[Dataset entries]
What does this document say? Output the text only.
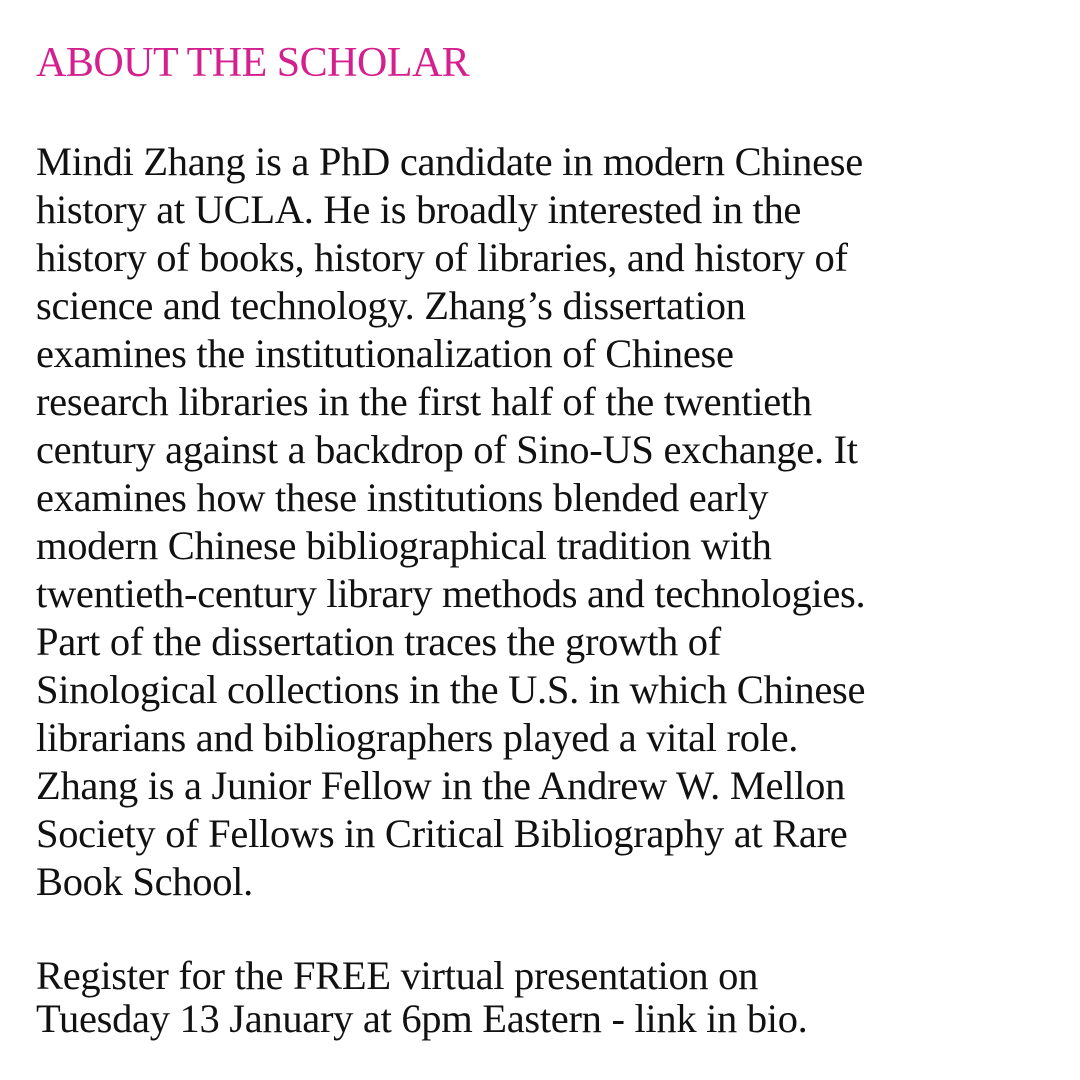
ABOUT THE SCHOLAR
Mindi Zhang is a PhD candidate in modern Chinese
history at UCLA. He is broadly interested in the
history of books, history of libraries, and history of
science and technology. Zhang’s dissertation
examines the institutionalization of Chinese
research libraries in the first half of the twentieth
century against a backdrop of Sino-US exchange. It
examines how these institutions blended early
modern Chinese bibliographical tradition with
twentieth-century library methods and technologies.
Part of the dissertation traces the growth of
Sinological collections in the U.S. in which Chinese
librarians and bibliographers played a vital role.
Zhang is a Junior Fellow in the Andrew W. Mellon
Society of Fellows in Critical Bibliography at Rare
Book School.
Register for the FREE virtual presentation on
Tuesday 13 January at 6pm Eastern - link in bio.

→ Stated problem: Locate all lines that include the word "history" and copy them out.

→ Exercise output:
history at UCLA. He is broadly interested in the
history of books, history of libraries, and history of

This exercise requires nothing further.